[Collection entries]
* * * * * * *
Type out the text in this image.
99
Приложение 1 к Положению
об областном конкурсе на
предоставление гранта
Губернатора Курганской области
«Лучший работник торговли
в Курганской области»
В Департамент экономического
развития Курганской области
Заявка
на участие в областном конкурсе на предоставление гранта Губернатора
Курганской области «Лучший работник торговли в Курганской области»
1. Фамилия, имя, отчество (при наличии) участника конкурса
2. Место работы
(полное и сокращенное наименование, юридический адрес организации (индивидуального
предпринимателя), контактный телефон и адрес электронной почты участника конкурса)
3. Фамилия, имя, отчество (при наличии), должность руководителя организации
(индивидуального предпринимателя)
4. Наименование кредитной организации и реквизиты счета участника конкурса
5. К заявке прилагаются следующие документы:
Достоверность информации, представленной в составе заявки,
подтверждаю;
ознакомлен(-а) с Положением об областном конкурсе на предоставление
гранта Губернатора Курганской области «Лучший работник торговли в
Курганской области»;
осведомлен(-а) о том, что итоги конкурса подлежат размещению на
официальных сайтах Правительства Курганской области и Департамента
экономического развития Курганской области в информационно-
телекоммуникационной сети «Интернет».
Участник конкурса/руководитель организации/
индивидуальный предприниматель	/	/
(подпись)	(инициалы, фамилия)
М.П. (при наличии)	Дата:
* * * * * * *
* TASK DESCRIPTION
Display every line of the listing that contains the string "участника".

* THE COMPLETED TASK
1. Фамилия, имя, отчество (при наличии) участника конкурса
предпринимателя), контактный телефон и адрес электронной почты участника конкурса)
4. Наименование кредитной организации и реквизиты счета участника конкурса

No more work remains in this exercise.